Element box records:
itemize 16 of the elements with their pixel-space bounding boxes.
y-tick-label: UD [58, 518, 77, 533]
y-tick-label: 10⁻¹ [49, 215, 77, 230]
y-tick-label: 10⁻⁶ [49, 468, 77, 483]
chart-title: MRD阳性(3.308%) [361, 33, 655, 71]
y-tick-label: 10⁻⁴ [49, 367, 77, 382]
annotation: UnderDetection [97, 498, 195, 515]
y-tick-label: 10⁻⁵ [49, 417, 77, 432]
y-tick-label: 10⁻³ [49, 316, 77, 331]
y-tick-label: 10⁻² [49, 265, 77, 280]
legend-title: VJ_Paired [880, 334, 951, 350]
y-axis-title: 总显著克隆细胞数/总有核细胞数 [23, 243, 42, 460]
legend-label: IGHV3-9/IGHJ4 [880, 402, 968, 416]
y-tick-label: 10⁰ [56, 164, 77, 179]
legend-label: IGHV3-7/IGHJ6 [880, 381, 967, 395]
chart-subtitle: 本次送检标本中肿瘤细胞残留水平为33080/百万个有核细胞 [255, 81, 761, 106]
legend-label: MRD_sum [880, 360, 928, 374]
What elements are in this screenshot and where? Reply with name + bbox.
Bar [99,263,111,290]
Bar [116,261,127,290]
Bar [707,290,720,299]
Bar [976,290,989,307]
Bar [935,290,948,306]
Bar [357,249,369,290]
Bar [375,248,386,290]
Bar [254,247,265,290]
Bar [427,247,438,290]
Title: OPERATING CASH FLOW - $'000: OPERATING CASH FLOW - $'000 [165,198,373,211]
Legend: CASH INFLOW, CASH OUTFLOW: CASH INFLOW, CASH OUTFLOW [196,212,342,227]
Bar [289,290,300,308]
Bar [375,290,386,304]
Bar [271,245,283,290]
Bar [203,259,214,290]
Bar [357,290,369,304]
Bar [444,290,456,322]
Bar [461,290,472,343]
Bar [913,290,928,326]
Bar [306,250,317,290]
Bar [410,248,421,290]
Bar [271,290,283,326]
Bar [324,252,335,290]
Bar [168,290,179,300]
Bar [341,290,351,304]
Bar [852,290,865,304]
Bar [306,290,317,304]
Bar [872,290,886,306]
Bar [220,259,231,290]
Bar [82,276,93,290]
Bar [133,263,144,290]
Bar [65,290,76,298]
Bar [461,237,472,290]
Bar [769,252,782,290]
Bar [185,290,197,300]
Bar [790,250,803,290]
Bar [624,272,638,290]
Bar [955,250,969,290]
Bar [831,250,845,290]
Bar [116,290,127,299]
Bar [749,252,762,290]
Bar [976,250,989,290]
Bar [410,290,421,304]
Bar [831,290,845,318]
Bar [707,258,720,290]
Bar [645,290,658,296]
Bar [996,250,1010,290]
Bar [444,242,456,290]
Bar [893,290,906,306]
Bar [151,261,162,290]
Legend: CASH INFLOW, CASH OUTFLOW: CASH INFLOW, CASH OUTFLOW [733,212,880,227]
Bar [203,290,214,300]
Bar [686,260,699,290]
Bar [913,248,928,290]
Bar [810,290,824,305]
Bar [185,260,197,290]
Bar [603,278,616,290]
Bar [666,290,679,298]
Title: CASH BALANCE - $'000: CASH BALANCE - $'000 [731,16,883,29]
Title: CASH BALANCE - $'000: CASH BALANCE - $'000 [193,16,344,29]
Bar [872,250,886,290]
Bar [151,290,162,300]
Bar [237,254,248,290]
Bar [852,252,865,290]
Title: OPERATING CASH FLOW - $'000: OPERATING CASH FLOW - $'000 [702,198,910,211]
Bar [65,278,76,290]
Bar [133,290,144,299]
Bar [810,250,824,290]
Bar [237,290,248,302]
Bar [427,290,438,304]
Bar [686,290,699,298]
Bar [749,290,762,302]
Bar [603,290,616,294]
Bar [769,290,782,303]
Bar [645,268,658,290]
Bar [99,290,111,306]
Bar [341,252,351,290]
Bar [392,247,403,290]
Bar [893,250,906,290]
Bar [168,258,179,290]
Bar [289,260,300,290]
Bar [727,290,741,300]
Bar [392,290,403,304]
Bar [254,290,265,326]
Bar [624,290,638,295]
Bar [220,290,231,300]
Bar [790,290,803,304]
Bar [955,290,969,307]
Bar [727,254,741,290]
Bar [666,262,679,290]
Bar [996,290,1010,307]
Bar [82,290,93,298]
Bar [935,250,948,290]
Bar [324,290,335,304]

-- GIVEN INSTRUCTION --
Reproduce every item above word for word, with each line unchanged and in the same order.

-- TASK SOLUTION --
itemize 16 of the elements with their pixel-space bounding boxes.
y-tick-label: UD [58, 518, 77, 533]
y-tick-label: 10⁻¹ [49, 215, 77, 230]
y-tick-label: 10⁻⁶ [49, 468, 77, 483]
chart-title: MRD阳性(3.308%) [361, 33, 655, 71]
y-tick-label: 10⁻⁴ [49, 367, 77, 382]
annotation: UnderDetection [97, 498, 195, 515]
y-tick-label: 10⁻⁵ [49, 417, 77, 432]
y-tick-label: 10⁻³ [49, 316, 77, 331]
y-tick-label: 10⁻² [49, 265, 77, 280]
legend-title: VJ_Paired [880, 334, 951, 350]
y-axis-title: 总显著克隆细胞数/总有核细胞数 [23, 243, 42, 460]
legend-label: IGHV3-9/IGHJ4 [880, 402, 968, 416]
y-tick-label: 10⁰ [56, 164, 77, 179]
legend-label: IGHV3-7/IGHJ6 [880, 381, 967, 395]
chart-subtitle: 本次送检标本中肿瘤细胞残留水平为33080/百万个有核细胞 [255, 81, 761, 106]
legend-label: MRD_sum [880, 360, 928, 374]
What elements are in this screenshot and where? Reply with name + bbox.
Bar [99,263,111,290]
Bar [116,261,127,290]
Bar [707,290,720,299]
Bar [976,290,989,307]
Bar [935,290,948,306]
Bar [357,249,369,290]
Bar [375,248,386,290]
Bar [254,247,265,290]
Bar [427,247,438,290]
Title: OPERATING CASH FLOW - $'000: OPERATING CASH FLOW - $'000 [165,198,373,211]
Legend: CASH INFLOW, CASH OUTFLOW: CASH INFLOW, CASH OUTFLOW [196,212,342,227]
Bar [289,290,300,308]
Bar [375,290,386,304]
Bar [271,245,283,290]
Bar [203,259,214,290]
Bar [357,290,369,304]
Bar [444,290,456,322]
Bar [461,290,472,343]
Bar [913,290,928,326]
Bar [306,250,317,290]
Bar [410,248,421,290]
Bar [271,290,283,326]
Bar [324,252,335,290]
Bar [168,290,179,300]
Bar [341,290,351,304]
Bar [852,290,865,304]
Bar [306,290,317,304]
Bar [872,290,886,306]
Bar [220,259,231,290]
Bar [82,276,93,290]
Bar [133,263,144,290]
Bar [65,290,76,298]
Bar [461,237,472,290]
Bar [769,252,782,290]
Bar [185,290,197,300]
Bar [790,250,803,290]
Bar [624,272,638,290]
Bar [955,250,969,290]
Bar [831,250,845,290]
Bar [116,290,127,299]
Bar [749,252,762,290]
Bar [976,250,989,290]
Bar [410,290,421,304]
Bar [831,290,845,318]
Bar [707,258,720,290]
Bar [645,290,658,296]
Bar [996,250,1010,290]
Bar [444,242,456,290]
Bar [893,290,906,306]
Bar [151,261,162,290]
Legend: CASH INFLOW, CASH OUTFLOW: CASH INFLOW, CASH OUTFLOW [733,212,880,227]
Bar [203,290,214,300]
Bar [686,260,699,290]
Bar [913,248,928,290]
Bar [810,290,824,305]
Bar [185,260,197,290]
Bar [603,278,616,290]
Bar [666,290,679,298]
Title: CASH BALANCE - $'000: CASH BALANCE - $'000 [731,16,883,29]
Title: CASH BALANCE - $'000: CASH BALANCE - $'000 [193,16,344,29]
Bar [872,250,886,290]
Bar [151,290,162,300]
Bar [237,254,248,290]
Bar [852,252,865,290]
Title: OPERATING CASH FLOW - $'000: OPERATING CASH FLOW - $'000 [702,198,910,211]
Bar [65,278,76,290]
Bar [133,290,144,299]
Bar [810,250,824,290]
Bar [237,290,248,302]
Bar [427,290,438,304]
Bar [686,290,699,298]
Bar [749,290,762,302]
Bar [603,290,616,294]
Bar [769,290,782,303]
Bar [645,268,658,290]
Bar [99,290,111,306]
Bar [341,252,351,290]
Bar [392,247,403,290]
Bar [893,250,906,290]
Bar [168,258,179,290]
Bar [289,260,300,290]
Bar [727,290,741,300]
Bar [392,290,403,304]
Bar [254,290,265,326]
Bar [624,290,638,295]
Bar [220,290,231,300]
Bar [790,290,803,304]
Bar [955,290,969,307]
Bar [727,254,741,290]
Bar [666,262,679,290]
Bar [996,290,1010,307]
Bar [82,290,93,298]
Bar [935,250,948,290]
Bar [324,290,335,304]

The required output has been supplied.